→ **Instructions for the task**
Where the word "futuro" occurs in a line, return that line.

********************

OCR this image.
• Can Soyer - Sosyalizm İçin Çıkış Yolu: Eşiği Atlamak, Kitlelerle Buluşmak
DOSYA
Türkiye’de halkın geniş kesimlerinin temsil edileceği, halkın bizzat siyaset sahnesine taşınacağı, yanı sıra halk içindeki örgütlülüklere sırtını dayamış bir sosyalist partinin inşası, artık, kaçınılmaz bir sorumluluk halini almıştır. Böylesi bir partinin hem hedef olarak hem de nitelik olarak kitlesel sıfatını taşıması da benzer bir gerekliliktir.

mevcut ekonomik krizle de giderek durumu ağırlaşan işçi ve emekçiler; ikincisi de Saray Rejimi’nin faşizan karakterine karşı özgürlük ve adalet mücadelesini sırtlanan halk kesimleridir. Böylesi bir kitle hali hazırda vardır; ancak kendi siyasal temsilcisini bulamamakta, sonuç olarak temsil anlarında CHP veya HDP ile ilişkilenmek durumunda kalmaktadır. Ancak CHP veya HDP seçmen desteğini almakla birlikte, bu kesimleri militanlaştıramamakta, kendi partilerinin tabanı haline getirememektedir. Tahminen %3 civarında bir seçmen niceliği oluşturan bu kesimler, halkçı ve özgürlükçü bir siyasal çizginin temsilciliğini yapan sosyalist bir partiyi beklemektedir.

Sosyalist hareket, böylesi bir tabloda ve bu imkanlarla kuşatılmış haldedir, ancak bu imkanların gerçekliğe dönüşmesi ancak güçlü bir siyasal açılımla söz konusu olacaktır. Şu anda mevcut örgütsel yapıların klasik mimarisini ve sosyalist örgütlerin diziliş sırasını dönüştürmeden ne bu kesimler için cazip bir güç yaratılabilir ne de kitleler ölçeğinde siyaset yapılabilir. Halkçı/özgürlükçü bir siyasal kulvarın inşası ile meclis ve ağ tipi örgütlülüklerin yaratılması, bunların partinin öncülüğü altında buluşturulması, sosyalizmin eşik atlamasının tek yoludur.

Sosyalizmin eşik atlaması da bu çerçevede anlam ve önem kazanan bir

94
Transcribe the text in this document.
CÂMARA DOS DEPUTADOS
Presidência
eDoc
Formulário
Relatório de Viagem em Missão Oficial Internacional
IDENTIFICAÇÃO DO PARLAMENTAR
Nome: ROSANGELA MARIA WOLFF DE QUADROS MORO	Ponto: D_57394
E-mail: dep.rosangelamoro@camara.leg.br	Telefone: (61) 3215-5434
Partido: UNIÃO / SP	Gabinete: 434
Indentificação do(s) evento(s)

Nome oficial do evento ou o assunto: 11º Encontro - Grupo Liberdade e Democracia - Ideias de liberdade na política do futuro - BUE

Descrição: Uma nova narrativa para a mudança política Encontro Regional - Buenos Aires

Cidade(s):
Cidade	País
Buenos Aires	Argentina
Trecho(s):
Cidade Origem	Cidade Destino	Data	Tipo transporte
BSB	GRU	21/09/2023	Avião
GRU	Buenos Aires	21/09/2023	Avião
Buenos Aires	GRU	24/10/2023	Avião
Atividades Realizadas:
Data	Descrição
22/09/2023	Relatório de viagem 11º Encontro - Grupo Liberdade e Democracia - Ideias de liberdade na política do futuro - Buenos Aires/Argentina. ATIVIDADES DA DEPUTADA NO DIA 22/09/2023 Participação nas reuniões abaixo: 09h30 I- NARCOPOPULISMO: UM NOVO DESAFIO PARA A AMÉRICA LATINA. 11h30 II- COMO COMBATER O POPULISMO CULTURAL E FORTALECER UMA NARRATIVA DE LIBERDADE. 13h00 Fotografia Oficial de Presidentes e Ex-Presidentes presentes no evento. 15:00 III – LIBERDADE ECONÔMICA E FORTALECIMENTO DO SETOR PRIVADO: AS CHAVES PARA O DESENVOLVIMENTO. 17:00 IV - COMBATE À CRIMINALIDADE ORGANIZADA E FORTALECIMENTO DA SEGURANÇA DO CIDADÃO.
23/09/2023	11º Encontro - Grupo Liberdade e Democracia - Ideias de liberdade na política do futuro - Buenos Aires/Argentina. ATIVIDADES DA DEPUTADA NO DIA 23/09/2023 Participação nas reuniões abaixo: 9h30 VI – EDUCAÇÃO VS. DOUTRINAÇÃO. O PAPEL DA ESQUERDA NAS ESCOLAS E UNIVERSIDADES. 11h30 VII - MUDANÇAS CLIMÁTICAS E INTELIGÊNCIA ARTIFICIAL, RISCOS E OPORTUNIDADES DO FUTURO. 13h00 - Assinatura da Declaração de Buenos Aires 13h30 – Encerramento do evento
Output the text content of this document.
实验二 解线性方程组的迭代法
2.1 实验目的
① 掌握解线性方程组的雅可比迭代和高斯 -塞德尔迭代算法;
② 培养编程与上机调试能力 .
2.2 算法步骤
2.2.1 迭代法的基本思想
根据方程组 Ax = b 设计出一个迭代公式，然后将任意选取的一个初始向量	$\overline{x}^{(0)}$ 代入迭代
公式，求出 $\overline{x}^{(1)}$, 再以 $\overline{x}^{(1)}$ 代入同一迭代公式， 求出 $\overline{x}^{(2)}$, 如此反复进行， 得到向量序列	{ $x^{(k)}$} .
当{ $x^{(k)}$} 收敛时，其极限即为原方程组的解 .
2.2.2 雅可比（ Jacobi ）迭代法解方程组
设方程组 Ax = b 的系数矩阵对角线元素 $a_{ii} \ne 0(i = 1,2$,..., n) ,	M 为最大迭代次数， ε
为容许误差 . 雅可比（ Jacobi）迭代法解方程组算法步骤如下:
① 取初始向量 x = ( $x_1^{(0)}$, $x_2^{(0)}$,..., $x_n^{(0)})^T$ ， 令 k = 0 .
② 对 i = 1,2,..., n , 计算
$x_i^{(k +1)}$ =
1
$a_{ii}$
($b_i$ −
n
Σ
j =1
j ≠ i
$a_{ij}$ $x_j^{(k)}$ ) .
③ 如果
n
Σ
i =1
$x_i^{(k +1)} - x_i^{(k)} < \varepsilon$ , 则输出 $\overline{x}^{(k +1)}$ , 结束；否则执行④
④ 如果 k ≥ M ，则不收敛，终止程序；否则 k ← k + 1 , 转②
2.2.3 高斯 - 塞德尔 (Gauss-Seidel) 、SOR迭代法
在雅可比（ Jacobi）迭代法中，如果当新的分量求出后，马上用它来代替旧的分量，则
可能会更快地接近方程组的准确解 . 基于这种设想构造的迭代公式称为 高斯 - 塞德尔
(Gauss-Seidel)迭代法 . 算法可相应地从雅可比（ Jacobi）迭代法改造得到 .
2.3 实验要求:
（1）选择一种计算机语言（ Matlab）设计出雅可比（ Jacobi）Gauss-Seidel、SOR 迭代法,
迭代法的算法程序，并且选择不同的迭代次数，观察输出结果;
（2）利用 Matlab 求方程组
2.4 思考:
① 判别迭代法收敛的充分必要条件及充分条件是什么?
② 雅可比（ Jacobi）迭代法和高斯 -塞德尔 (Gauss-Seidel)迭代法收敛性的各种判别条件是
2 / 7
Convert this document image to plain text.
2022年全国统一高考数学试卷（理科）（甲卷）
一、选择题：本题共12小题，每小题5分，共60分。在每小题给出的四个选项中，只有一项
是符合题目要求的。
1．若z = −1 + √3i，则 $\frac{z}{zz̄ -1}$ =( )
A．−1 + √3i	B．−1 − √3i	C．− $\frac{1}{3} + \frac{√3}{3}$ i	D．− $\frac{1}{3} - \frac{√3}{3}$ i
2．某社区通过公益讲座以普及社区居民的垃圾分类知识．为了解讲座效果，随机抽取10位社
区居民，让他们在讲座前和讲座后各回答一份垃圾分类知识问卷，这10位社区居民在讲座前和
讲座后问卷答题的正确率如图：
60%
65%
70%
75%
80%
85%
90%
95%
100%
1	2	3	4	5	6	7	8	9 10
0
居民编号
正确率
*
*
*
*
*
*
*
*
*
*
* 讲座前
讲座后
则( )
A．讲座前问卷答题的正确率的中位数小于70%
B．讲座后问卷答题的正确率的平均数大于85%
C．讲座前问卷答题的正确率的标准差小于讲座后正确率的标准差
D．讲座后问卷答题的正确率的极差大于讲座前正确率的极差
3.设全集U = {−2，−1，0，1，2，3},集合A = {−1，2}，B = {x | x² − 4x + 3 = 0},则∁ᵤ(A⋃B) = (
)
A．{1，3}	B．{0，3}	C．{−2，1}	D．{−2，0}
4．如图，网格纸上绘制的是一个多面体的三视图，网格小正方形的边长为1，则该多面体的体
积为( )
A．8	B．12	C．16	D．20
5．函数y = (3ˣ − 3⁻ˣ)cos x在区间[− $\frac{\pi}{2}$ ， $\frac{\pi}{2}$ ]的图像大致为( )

********************

→ **Result for this exercise**
Nome oficial do evento ou o assunto: 11º Encontro - Grupo Liberdade e Democracia - Ideias de liberdade na política do futuro - BUE
22/09/2023	Relatório de viagem 11º Encontro - Grupo Liberdade e Democracia - Ideias de liberdade na política do futuro - Buenos Aires/Argentina. ATIVIDADES DA DEPUTADA NO DIA 22/09/2023 Participação nas reuniões abaixo: 09h30 I- NARCOPOPULISMO: UM NOVO DESAFIO PARA A AMÉRICA LATINA. 11h30 II- COMO COMBATER O POPULISMO CULTURAL E FORTALECER UMA NARRATIVA DE LIBERDADE. 13h00 Fotografia Oficial de Presidentes e Ex-Presidentes presentes no evento. 15:00 III – LIBERDADE ECONÔMICA E FORTALECIMENTO DO SETOR PRIVADO: AS CHAVES PARA O DESENVOLVIMENTO. 17:00 IV - COMBATE À CRIMINALIDADE ORGANIZADA E FORTALECIMENTO DA SEGURANÇA DO CIDADÃO.
23/09/2023	11º Encontro - Grupo Liberdade e Democracia - Ideias de liberdade na política do futuro - Buenos Aires/Argentina. ATIVIDADES DA DEPUTADA NO DIA 23/09/2023 Participação nas reuniões abaixo: 9h30 VI – EDUCAÇÃO VS. DOUTRINAÇÃO. O PAPEL DA ESQUERDA NAS ESCOLAS E UNIVERSIDADES. 11h30 VII - MUDANÇAS CLIMÁTICAS E INTELIGÊNCIA ARTIFICIAL, RISCOS E OPORTUNIDADES DO FUTURO. 13h00 - Assinatura da Declaração de Buenos Aires 13h30 – Encerramento do evento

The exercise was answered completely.